_Texte_
§

Quand il a vu le film danois Brothers, réalisé par Susanne Bier, le cinéaste Jim Sheridan a su qu'il explorerait un jour la même histoire. Tobey Maguire, Jake Gyllenhaal et Natalie Portman sont aujourd'hui les têtes d'affiche d'un film au coeur duquel figure un drame humain saisissant.

La transformation est saisissante. Au début de Brothers, le personnage de soldat qu'interprète Tobey Maguire est sain de corps et d'esprit, responsable, aimant, en équilibre entre une vie familiale épanouie et le sens du devoir. À la fin, le même homme n'est plus qu'un fantôme au visage émacié, vidé de son âme, en rupture avec sa propre humanité.

«Le tournant de son histoire est un événement saisissant, très perturbant, expliquait Jim Sheridan au cours d'une entrevue accordée à La Presse cette semaine à Toronto. Quand j'ai vu le film original de Susanne Bier, cette scène m'a particulièrement troublé. J'ai eu envie d'accepter d'en faire une adaptation à cause de cette séquence-là.»

Au dire même du réalisateur, Brothers n'est pas un film «de guerre», pas plus qu'un remake hollywoodien. Plutôt un drame familial dont l'approche évoque davantage le cinéma indépendant. Sheridan n'est quand même pas dupe au point de penser que le cadre dans lequel se déroule l'histoire de son nouveau film attirera d'emblée les foules dans les complexes multisalles du continent.

«Quand on conçoit un projet comme celui-là, il est difficile d'oublier les échecs publics de la plupart des films touchant de près ou de loin les guerres d'Irak ou d'Afghanistan, admet-il. C'est pourquoi j'ai eu d'autant plus envie d'aborder cette histoire sous un angle intime. Oui, ce soldat a subi un traumatisme alors qu'il était en service en Afghanistan. Mais le même traumatisme aurait tout aussi bien pu survenir dans un contexte civil. C'est le retour inattendu de cet homme chez lui qui m'intéresse. Et les bouleversements que tout cela entraîne.»

Dans Brothers, Tobey Maguire et Jake Gyllenhaal incarnent Sam et Tommy, deux frères on ne peut plus différents de nature. L'aîné (Maguire) constitue la fierté de son père (Sam Shepard), militaire aussi, tandis que le cadet (Gyllenhaal) est un rebelle charmeur qui se retrouve souvent dans le pétrin. Sam a marié Grace (Natalie Portman), son amour de jeunesse, et met au premier plan sa vie de famille avec ses deux fillettes; Tommy est sans attaches.

§

_Liste des données_
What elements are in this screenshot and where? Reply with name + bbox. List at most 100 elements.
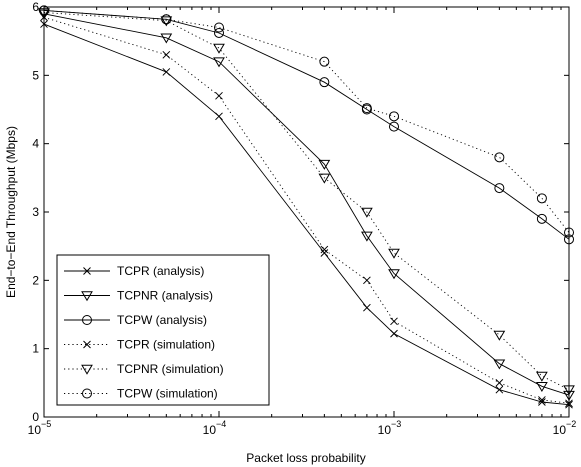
- data-point: [160, 33, 173, 44]
- data-point: [390, 329, 398, 338]
- series-1: [38, 9, 575, 401]
- series-0: [40, 20, 573, 409]
- x-tick-label-exponent: −4: [216, 419, 226, 429]
- data-point: [40, 20, 48, 28]
- legend-label: TCPNR (analysis): [117, 289, 213, 303]
- legend-entry: TCPW (simulation): [64, 387, 218, 401]
- data-point: [564, 234, 574, 245]
- data-point: [538, 398, 546, 406]
- data-point: [565, 399, 573, 408]
- data-point: [161, 14, 172, 25]
- data-point: [363, 303, 371, 312]
- series-group: [38, 5, 575, 409]
- legend-marker: [82, 315, 92, 325]
- y-tick-label: 0: [32, 410, 39, 424]
- data-point: [162, 68, 171, 76]
- data-point: [361, 103, 372, 114]
- legend-label: TCPR (analysis): [117, 264, 204, 278]
- series-line: [43, 9, 570, 233]
- series-line: [43, 13, 570, 396]
- legend-marker: [81, 291, 93, 302]
- legend-marker: [83, 267, 91, 275]
- data-point: [389, 111, 399, 122]
- x-tick-label: 10 −2: [553, 419, 577, 437]
- data-point: [320, 249, 329, 257]
- y-tick-label: 3: [32, 205, 39, 219]
- data-point: [214, 27, 224, 38]
- x-tick-label-base: 10: [378, 423, 392, 437]
- legend-entry: TCPNR (analysis): [64, 289, 213, 303]
- x-tick-label-base: 10: [203, 423, 217, 437]
- data-point: [536, 193, 547, 204]
- series-5: [39, 5, 574, 238]
- x-tick-label: 10 −3: [378, 419, 402, 437]
- legend-label: TCPW (simulation): [117, 387, 218, 401]
- x-tick-label-exponent: −3: [391, 419, 401, 429]
- x-tick-label-base: 10: [553, 423, 567, 437]
- legend-label: TCPW (analysis): [117, 313, 207, 327]
- legend-entry: TCPR (simulation): [64, 338, 215, 352]
- data-point: [494, 152, 505, 163]
- data-point: [493, 330, 506, 341]
- series-line: [43, 9, 570, 240]
- x-tick-label-exponent: −5: [41, 419, 51, 429]
- data-point: [38, 8, 50, 19]
- x-tick-label: 10 −5: [28, 419, 52, 437]
- legend-entry: TCPNR (simulation): [64, 362, 224, 376]
- data-point: [536, 382, 548, 392]
- data-point: [319, 77, 330, 88]
- legend: TCPR (analysis) TCPNR (analysis) TCPW (ana…: [56, 254, 270, 406]
- data-point: [493, 359, 506, 370]
- legend-entry: TCPR (analysis): [64, 264, 204, 278]
- data-point: [162, 50, 171, 59]
- x-tick-label: 10 −4: [203, 419, 227, 437]
- y-tick-label: 2: [32, 273, 39, 287]
- series-4: [38, 8, 575, 396]
- data-point: [215, 112, 223, 121]
- data-point: [213, 57, 225, 68]
- y-tick-label: 1: [32, 342, 39, 356]
- data-point: [318, 159, 331, 170]
- y-tick-label: 5: [32, 68, 39, 82]
- series-line: [43, 12, 570, 391]
- data-point: [214, 22, 224, 33]
- legend-marker: [82, 388, 92, 399]
- data-point: [538, 396, 546, 404]
- legend-entry: TCPW (analysis): [64, 313, 207, 327]
- data-point: [563, 390, 575, 401]
- legend-box: [56, 254, 270, 406]
- data-point: [536, 371, 548, 382]
- data-point: [389, 121, 399, 132]
- data-point: [390, 317, 398, 326]
- x-axis-label: Packet loss probability: [246, 451, 365, 465]
- data-point: [363, 276, 371, 285]
- data-point: [39, 5, 49, 16]
- legend-label: TCPNR (simulation): [117, 362, 224, 376]
- data-point: [361, 231, 373, 242]
- data-point: [536, 213, 547, 224]
- y-tick-label: 6: [32, 0, 39, 14]
- x-tick-label-exponent: −2: [566, 419, 576, 429]
- legend-marker: [81, 364, 93, 375]
- data-point: [565, 400, 573, 409]
- series-3: [40, 13, 573, 408]
- data-point: [160, 16, 173, 27]
- data-point: [494, 183, 505, 194]
- data-point: [564, 227, 574, 238]
- legend-label: TCPR (simulation): [117, 338, 215, 352]
- y-axis-label: End−to−End Throughput (Mbps): [4, 126, 18, 298]
- data-point: [215, 91, 223, 100]
- data-point: [319, 56, 330, 67]
- data-point: [318, 173, 331, 184]
- data-point: [361, 207, 373, 218]
- data-point: [388, 269, 400, 280]
- data-point: [495, 385, 504, 394]
- data-point: [388, 248, 400, 259]
- data-point: [213, 43, 225, 54]
- legend-marker: [83, 340, 91, 349]
- data-point: [563, 385, 575, 396]
- data-point: [320, 245, 329, 254]
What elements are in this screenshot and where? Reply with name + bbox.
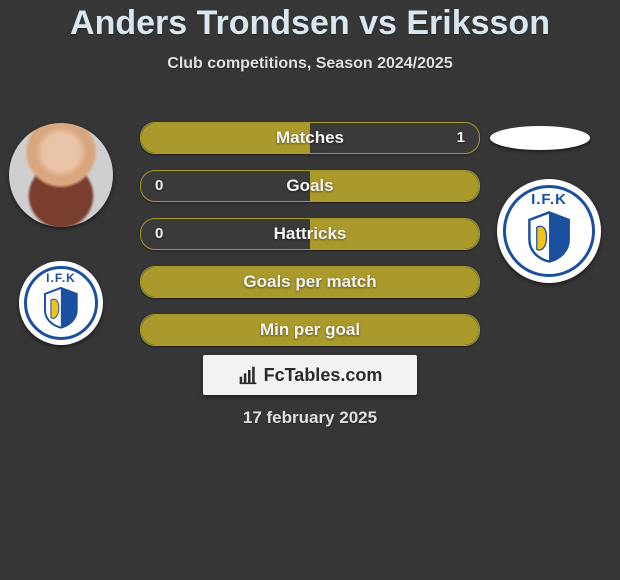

§

_Tâches à faire_
[a] Dans l'article sur le film Brothers, recopie le passage qui va de « Quand il a vu » jusqu'à « sa propre humanité. » inclus, en renommant « Brothers » en « Frères ».
[b] Réponds à ces questions sur l'article consacré au film Brothers :
(i) Qui a réalisé le film danois d'origine ?
(ii) Dans quel pays le soldat joué par Tobey Maguire a-t-il subi son traumatisme ?
(iii) Quelle actrice joue Grace ?
Appuie-toi seulement sur l'article.

_Réponses dans l'ordre_
[a]
Quand il a vu le film danois Frères, réalisé par Susanne Bier, le cinéaste Jim Sheridan a su qu'il explorerait un jour la même histoire. Tobey Maguire, Jake Gyllenhaal et Natalie Portman sont aujourd'hui les têtes d'affiche d'un film au coeur duquel figure un drame humain saisissant.

La transformation est saisissante. Au début de Frères, le personnage de soldat qu'interprète Tobey Maguire est sain de corps et d'esprit, responsable, aimant, en équilibre entre une vie familiale épanouie et le sens du devoir. À la fin, le même homme n'est plus qu'un fantôme au visage émacié, vidé de son âme, en rupture avec sa propre humanité.

[b]
(i) Susanne Bier
(ii) En Afghanistan
(iii) Natalie Portman